Supplied information
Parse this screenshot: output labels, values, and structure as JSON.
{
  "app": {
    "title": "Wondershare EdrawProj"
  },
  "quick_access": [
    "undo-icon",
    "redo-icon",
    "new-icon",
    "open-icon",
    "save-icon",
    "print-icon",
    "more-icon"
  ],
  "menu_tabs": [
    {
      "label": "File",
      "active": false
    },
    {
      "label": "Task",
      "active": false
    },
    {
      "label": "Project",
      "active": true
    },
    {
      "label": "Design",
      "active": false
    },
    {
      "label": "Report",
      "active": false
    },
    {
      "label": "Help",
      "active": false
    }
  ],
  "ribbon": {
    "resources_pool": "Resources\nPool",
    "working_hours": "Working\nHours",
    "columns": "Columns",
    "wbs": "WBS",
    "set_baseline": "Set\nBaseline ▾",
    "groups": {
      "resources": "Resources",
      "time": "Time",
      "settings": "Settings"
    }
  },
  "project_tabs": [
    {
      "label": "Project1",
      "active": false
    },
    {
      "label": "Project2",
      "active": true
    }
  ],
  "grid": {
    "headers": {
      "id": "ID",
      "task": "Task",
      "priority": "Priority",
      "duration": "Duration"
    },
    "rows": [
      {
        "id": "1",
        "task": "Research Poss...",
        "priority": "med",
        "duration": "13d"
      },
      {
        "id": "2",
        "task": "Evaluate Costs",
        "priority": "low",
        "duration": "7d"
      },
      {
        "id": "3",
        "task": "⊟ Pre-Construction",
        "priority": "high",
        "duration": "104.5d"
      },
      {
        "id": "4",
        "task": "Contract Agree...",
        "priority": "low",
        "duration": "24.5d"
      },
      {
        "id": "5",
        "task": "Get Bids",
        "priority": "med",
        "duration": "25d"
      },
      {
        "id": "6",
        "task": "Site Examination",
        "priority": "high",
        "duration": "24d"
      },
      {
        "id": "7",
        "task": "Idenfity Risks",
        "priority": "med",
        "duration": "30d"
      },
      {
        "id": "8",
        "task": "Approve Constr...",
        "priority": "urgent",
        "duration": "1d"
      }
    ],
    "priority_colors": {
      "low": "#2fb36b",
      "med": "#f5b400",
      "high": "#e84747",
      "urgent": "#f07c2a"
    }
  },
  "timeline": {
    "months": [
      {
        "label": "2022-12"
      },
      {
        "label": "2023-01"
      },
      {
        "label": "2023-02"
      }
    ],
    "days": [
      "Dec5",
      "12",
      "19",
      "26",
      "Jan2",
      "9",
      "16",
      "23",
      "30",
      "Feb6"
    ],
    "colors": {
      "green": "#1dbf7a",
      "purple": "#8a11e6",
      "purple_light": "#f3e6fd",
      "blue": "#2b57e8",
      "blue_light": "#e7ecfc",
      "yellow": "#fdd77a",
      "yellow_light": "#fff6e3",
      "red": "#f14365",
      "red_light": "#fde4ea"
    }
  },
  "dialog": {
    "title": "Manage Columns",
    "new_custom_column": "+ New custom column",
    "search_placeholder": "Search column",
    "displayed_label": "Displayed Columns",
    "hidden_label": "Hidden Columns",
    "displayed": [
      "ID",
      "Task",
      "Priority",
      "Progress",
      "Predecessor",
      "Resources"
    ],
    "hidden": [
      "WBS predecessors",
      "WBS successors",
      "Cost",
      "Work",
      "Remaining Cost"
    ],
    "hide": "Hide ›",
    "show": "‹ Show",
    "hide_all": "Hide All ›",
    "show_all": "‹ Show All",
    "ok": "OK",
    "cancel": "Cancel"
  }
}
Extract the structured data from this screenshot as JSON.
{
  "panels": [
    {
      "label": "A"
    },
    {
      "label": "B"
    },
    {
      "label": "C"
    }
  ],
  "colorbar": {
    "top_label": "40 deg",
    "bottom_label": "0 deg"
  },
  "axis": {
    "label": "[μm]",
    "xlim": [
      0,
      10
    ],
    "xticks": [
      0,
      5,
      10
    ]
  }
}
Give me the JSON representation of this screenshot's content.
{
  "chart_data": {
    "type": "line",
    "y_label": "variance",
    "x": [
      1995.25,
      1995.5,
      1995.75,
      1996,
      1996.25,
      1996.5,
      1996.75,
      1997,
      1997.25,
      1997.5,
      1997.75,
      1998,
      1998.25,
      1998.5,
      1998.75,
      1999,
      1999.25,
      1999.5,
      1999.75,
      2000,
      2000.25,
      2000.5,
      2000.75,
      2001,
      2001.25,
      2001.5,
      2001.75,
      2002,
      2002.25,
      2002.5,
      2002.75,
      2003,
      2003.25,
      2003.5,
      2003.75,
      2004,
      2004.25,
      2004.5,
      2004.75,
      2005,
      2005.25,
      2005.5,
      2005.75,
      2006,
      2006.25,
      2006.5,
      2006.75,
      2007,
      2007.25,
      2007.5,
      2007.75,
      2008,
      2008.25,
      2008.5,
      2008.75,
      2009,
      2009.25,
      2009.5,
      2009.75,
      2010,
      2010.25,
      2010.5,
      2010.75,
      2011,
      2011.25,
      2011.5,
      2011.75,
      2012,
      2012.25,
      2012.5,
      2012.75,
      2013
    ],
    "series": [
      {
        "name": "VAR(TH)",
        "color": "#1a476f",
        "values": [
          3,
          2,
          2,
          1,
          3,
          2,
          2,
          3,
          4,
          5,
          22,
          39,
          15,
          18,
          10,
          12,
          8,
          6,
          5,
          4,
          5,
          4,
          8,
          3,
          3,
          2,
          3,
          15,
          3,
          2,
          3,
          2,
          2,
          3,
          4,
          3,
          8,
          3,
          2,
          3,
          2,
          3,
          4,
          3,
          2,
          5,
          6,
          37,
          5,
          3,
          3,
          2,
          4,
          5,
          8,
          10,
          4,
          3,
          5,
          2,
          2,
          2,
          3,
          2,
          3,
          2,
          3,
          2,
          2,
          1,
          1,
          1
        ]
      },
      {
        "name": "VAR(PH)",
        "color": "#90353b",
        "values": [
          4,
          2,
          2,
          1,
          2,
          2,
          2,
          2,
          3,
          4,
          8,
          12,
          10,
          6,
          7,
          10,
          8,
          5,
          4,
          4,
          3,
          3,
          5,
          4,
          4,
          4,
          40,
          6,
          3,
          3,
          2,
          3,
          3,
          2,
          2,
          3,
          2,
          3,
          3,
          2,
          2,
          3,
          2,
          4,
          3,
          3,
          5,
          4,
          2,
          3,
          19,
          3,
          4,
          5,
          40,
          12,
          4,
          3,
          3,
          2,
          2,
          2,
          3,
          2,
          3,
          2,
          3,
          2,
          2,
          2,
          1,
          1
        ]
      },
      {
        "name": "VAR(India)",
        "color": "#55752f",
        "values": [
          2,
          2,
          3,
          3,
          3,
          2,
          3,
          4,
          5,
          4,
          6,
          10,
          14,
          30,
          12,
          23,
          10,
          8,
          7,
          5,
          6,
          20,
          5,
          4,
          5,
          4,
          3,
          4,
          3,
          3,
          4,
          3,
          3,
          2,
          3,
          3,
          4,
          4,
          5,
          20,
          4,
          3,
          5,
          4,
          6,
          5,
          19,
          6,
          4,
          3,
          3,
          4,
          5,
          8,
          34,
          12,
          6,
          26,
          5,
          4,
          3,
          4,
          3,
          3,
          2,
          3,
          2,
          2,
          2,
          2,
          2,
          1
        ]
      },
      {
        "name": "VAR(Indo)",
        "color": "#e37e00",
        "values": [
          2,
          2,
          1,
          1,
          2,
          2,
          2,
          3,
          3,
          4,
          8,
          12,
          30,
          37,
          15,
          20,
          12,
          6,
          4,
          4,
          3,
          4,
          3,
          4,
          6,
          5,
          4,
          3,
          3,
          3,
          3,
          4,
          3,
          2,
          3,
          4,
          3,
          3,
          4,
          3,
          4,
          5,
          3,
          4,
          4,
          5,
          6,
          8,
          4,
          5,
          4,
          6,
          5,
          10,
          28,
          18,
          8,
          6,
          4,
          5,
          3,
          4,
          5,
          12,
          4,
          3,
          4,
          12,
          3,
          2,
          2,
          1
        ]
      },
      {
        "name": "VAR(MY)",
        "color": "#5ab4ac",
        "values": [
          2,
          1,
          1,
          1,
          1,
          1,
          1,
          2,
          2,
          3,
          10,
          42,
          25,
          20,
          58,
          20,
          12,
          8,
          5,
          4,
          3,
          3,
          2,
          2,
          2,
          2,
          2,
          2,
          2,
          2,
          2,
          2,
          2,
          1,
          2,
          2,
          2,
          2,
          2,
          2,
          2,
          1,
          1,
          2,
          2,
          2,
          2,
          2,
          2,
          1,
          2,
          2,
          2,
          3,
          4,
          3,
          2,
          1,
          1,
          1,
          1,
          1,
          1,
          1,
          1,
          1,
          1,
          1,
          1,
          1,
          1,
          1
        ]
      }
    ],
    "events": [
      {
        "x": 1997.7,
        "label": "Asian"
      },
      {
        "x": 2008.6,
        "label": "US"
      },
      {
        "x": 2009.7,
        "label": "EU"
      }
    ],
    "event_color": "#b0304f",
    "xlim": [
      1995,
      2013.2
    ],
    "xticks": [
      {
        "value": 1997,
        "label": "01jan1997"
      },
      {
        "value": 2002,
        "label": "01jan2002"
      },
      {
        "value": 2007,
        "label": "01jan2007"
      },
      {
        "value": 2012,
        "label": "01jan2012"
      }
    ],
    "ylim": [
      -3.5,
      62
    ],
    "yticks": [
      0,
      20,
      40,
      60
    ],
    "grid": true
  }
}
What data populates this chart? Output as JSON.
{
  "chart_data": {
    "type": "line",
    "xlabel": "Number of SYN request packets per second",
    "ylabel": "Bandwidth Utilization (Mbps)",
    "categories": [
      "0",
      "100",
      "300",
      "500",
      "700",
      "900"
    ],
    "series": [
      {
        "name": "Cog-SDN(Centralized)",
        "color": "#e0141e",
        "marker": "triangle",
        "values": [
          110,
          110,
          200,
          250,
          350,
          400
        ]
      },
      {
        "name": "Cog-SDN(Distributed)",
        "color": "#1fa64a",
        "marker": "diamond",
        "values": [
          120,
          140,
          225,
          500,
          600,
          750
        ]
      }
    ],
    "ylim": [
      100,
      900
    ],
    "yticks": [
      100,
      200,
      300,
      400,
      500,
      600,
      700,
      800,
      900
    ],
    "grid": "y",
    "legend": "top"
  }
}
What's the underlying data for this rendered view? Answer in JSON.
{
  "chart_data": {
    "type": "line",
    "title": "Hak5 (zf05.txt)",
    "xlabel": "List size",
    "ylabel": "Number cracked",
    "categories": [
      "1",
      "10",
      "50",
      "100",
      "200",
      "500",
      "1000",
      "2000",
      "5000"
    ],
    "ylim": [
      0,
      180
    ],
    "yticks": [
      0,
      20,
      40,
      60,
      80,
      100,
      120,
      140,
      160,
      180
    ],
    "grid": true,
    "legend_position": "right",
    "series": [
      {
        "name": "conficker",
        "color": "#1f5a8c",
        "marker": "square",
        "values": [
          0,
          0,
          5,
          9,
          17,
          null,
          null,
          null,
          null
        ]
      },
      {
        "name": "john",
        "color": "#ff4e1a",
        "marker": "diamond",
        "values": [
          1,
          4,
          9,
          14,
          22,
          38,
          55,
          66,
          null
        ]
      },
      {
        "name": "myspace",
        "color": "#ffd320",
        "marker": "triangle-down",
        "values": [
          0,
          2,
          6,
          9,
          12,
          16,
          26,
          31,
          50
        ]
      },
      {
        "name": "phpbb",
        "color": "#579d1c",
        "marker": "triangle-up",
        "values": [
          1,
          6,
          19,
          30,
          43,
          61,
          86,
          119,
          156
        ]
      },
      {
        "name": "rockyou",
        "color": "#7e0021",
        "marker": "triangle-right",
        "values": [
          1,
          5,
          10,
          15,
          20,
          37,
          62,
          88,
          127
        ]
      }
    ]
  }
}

Exercise goal
Return only the count of lines in the records that hold the word "Columns".

Correct output
4